◆ TASK DETAILS ◆
Determine the number of lines where "техники" occurs and reply with that number by itself.

◆ Saved entries ◆
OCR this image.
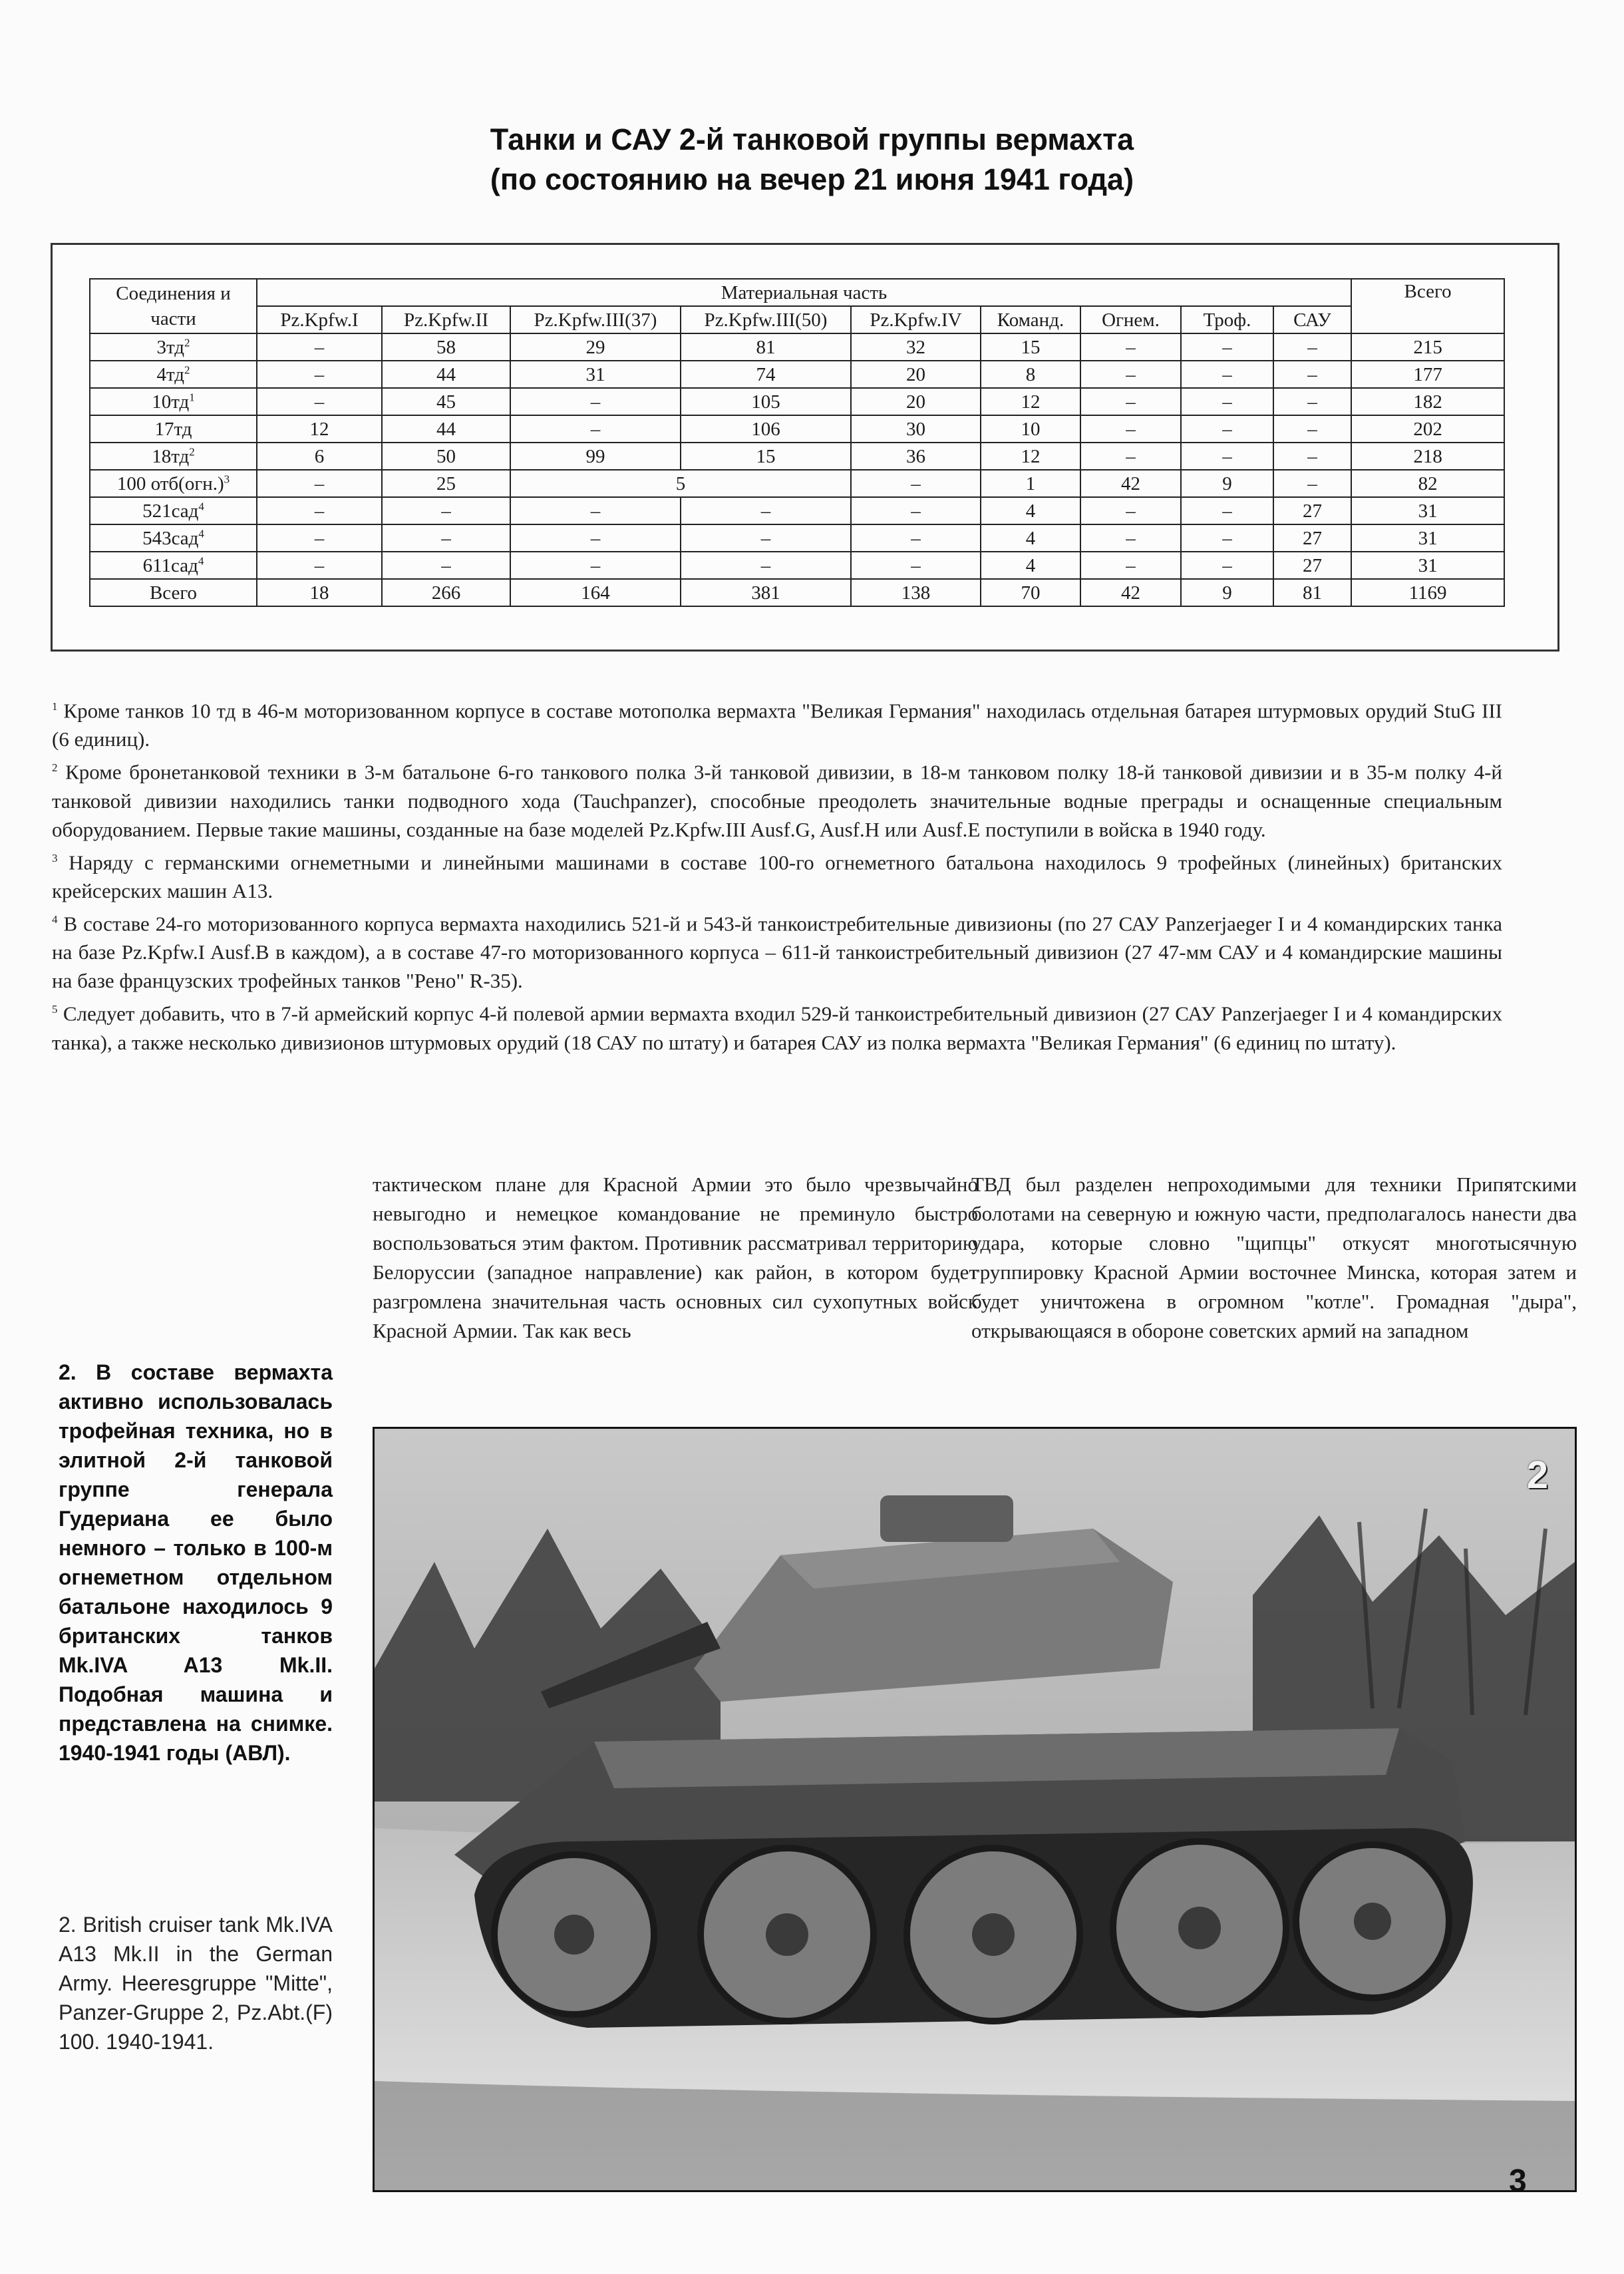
Танки и САУ 2-й танковой группы вермахта
(по состоянию на вечер 21 июня 1941 года)
Соединения и части	Материальная часть									Всего
	Pz.Kpfw.I	Pz.Kpfw.II	Pz.Kpfw.III(37)	Pz.Kpfw.III(50)	Pz.Kpfw.IV	Команд.	Огнем.	Троф.	САУ	
$3тд^2$	–	58	29	81	32	15	–	–	–	215
$4тд^2$	–	44	31	74	20	8	–	–	–	177
$10тд^1$	–	45	–	105	20	12	–	–	–	182
17тд	12	44	–	106	30	10	–	–	–	202
$18тд^2$	6	50	99	15	36	12	–	–	–	218
100 $отб(огн.)^3$	–	25	5		–	1	42	9	–	82
521сад$^4$	–	–	–	–	–	4	–	–	27	31
543сад$^4$	–	–	–	–	–	4	–	–	27	31
611сад$^4$	–	–	–	–	–	4	–	–	27	31
Всего	18	266	164	381	138	70	42	9	81	1169

$^1$ Кроме танков 10 тд в 46-м моторизованном корпусе в составе мотополка вермахта "Великая Германия" находилась отдельная батарея штурмовых орудий StuG III (6 единиц).

$^2$ Кроме бронетанковой техники в 3-м батальоне 6-го танкового полка 3-й танковой дивизии, в 18-м танковом полку 18-й танковой дивизии и в 35-м полку 4-й танковой дивизии находились танки подводного хода (Tauchpanzer), способные преодолеть значительные водные преграды и оснащенные специальным оборудованием. Первые такие машины, созданные на базе моделей Pz.Kpfw.III Ausf.G, Ausf.H или Ausf.E поступили в войска в 1940 году.

$^3$ Наряду с германскими огнеметными и линейными машинами в составе 100-го огнеметного батальона находилось 9 трофейных (линейных) британских крейсерских машин А13.

$^4$ В составе 24-го моторизованного корпуса вермахта находились 521-й и 543-й танкоистребительные дивизионы (по 27 САУ Panzerjaeger I и 4 командирских танка на базе Pz.Kpfw.I Ausf.B в каждом), а в составе 47-го моторизованного корпуса – 611-й танкоистребительный дивизион (27 47-мм САУ и 4 командирские машины на базе французских трофейных танков "Рено" R-35).

$^5$ Следует добавить, что в 7-й армейский корпус 4-й полевой армии вермахта входил 529-й танкоистребительный дивизион (27 САУ Panzerjaeger I и 4 командирских танка), а также несколько дивизионов штурмовых орудий (18 САУ по штату) и батарея САУ из полка вермахта "Великая Германия" (6 единиц по штату).

тактическом плане для Красной Армии это было чрезвычайно невыгодно и немецкое командование не преминуло быстро воспользоваться этим фактом. Противник рассматривал территорию Белоруссии (западное направление) как район, в котором будет разгромлена значительная часть основных сил сухопутных войск Красной Армии. Так как весь

ТВД был разделен непроходимыми для техники Припятскими болотами на северную и южную части, предполагалось нанести два удара, которые словно "щипцы" откусят многотысячную группировку Красной Армии восточнее Минска, которая затем и будет уничтожена в огромном "котле". Громадная "дыра", открывающаяся в обороне советских армий на западном

2. В составе вермахта активно использовалась трофейная техника, но в элитной 2-й танковой группе генерала Гудериана ее было немного – только в 100-м огнеметном отдельном батальоне находилось 9 британских танков Mk.IVA A13 Mk.II. Подобная машина и представлена на снимке. 1940-1941 годы (АВЛ).
2. British cruiser tank Mk.IVA A13 Mk.II in the German Army. Heeresgruppe "Mitte", Panzer-Gruppe 2, Pz.Abt.(F) 100. 1940-1941.
2
3
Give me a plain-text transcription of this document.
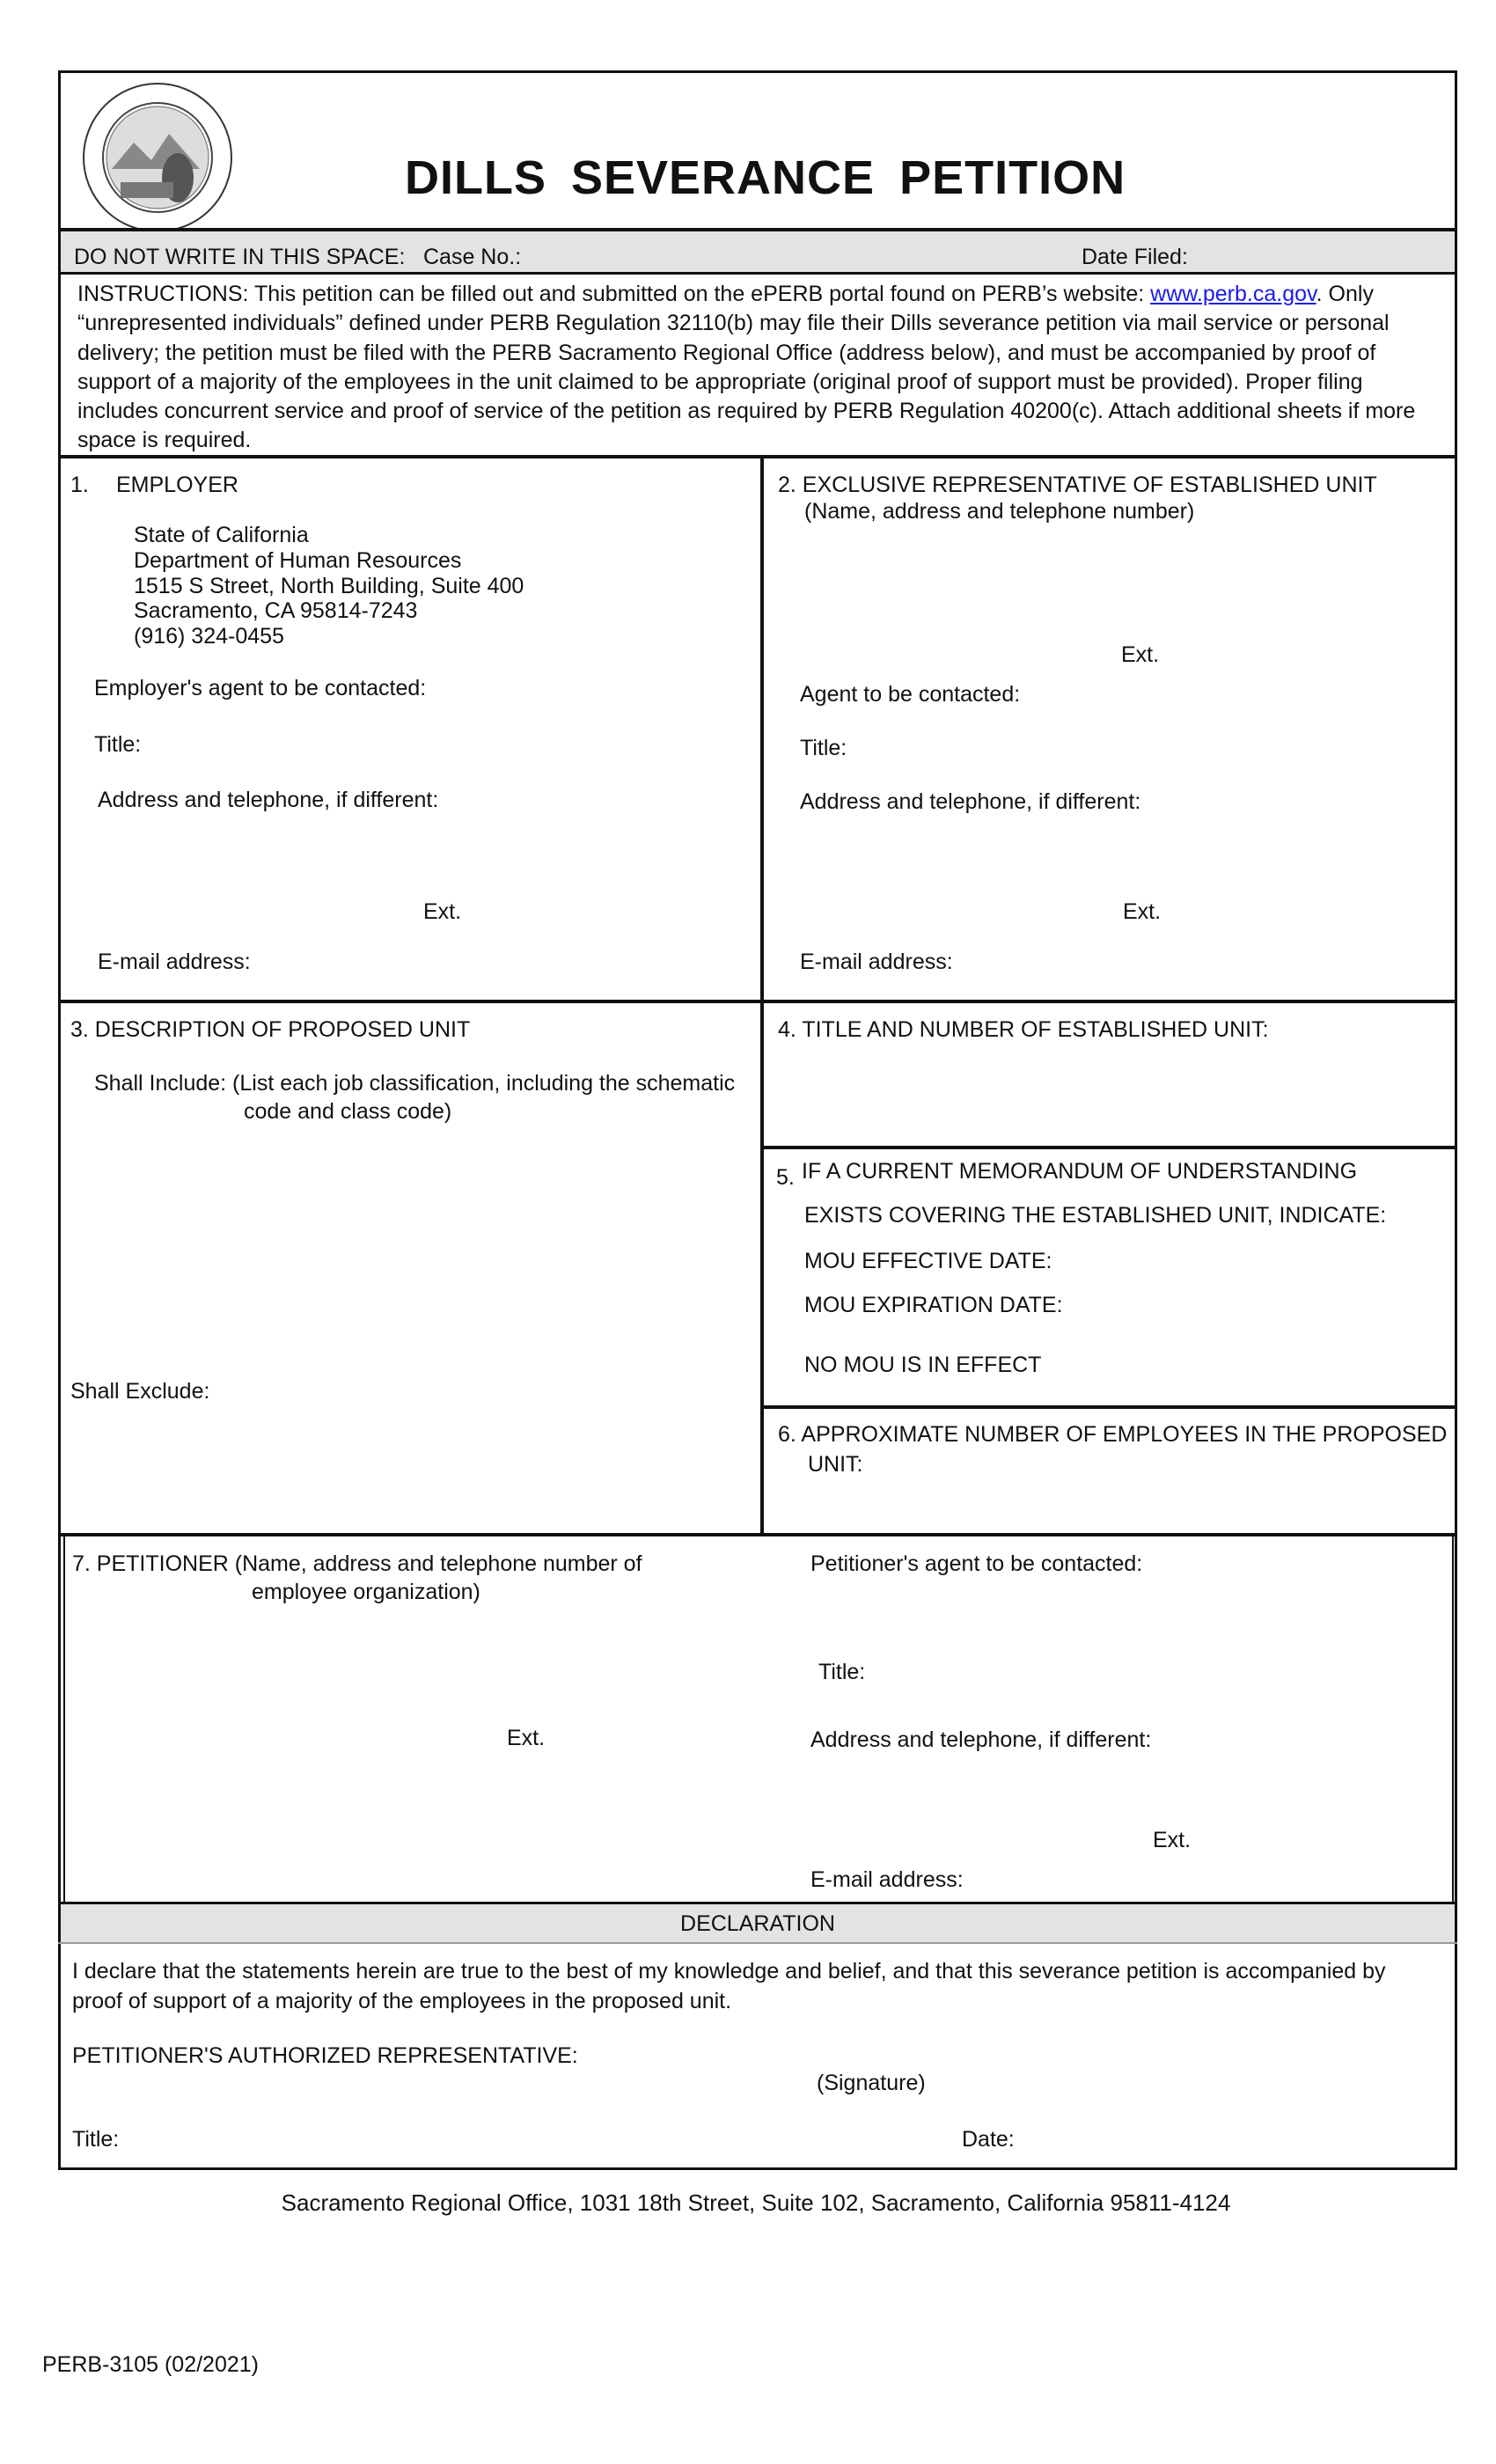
DILLS SEVERANCE PETITION
DO NOT WRITE IN THIS SPACE: Case No.:	Date Filed:
INSTRUCTIONS: This petition can be filled out and submitted on the ePERB portal found on PERB’s website: www.perb.ca.gov. Only
“unrepresented individuals” defined under PERB Regulation 32110(b) may file their Dills severance petition via mail service or personal
delivery; the petition must be filed with the PERB Sacramento Regional Office (address below), and must be accompanied by proof of
support of a majority of the employees in the unit claimed to be appropriate (original proof of support must be provided). Proper filing
includes concurrent service and proof of service of the petition as required by PERB Regulation 40200(c). Attach additional sheets if more
space is required.
1. EMPLOYER
State of California
Department of Human Resources
1515 S Street, North Building, Suite 400
Sacramento, CA 95814-7243
(916) 324-0455
Employer's agent to be contacted:
Title:
Address and telephone, if different:
Ext.
E-mail address:
2. EXCLUSIVE REPRESENTATIVE OF ESTABLISHED UNIT
(Name, address and telephone number)
Ext.
Agent to be contacted:
Title:
Address and telephone, if different:
Ext.
E-mail address:
3. DESCRIPTION OF PROPOSED UNIT
Shall Include: (List each job classification, including the schematic
code and class code)
Shall Exclude:
4. TITLE AND NUMBER OF ESTABLISHED UNIT:
5. IF A CURRENT MEMORANDUM OF UNDERSTANDING
EXISTS COVERING THE ESTABLISHED UNIT, INDICATE:
MOU EFFECTIVE DATE:
MOU EXPIRATION DATE:
NO MOU IS IN EFFECT
6. APPROXIMATE NUMBER OF EMPLOYEES IN THE PROPOSED
UNIT:
7. PETITIONER (Name, address and telephone number of
employee organization)
Ext.
Petitioner's agent to be contacted:
Title:
Address and telephone, if different:
Ext.
E-mail address:
DECLARATION
I declare that the statements herein are true to the best of my knowledge and belief, and that this severance petition is accompanied by
proof of support of a majority of the employees in the proposed unit.
PETITIONER'S AUTHORIZED REPRESENTATIVE:
(Signature)
Title:	Date:
Sacramento Regional Office, 1031 18th Street, Suite 102, Sacramento, California 95811-4124
PERB-3105 (02/2021)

◆ EXERCISE RESULT ◆
2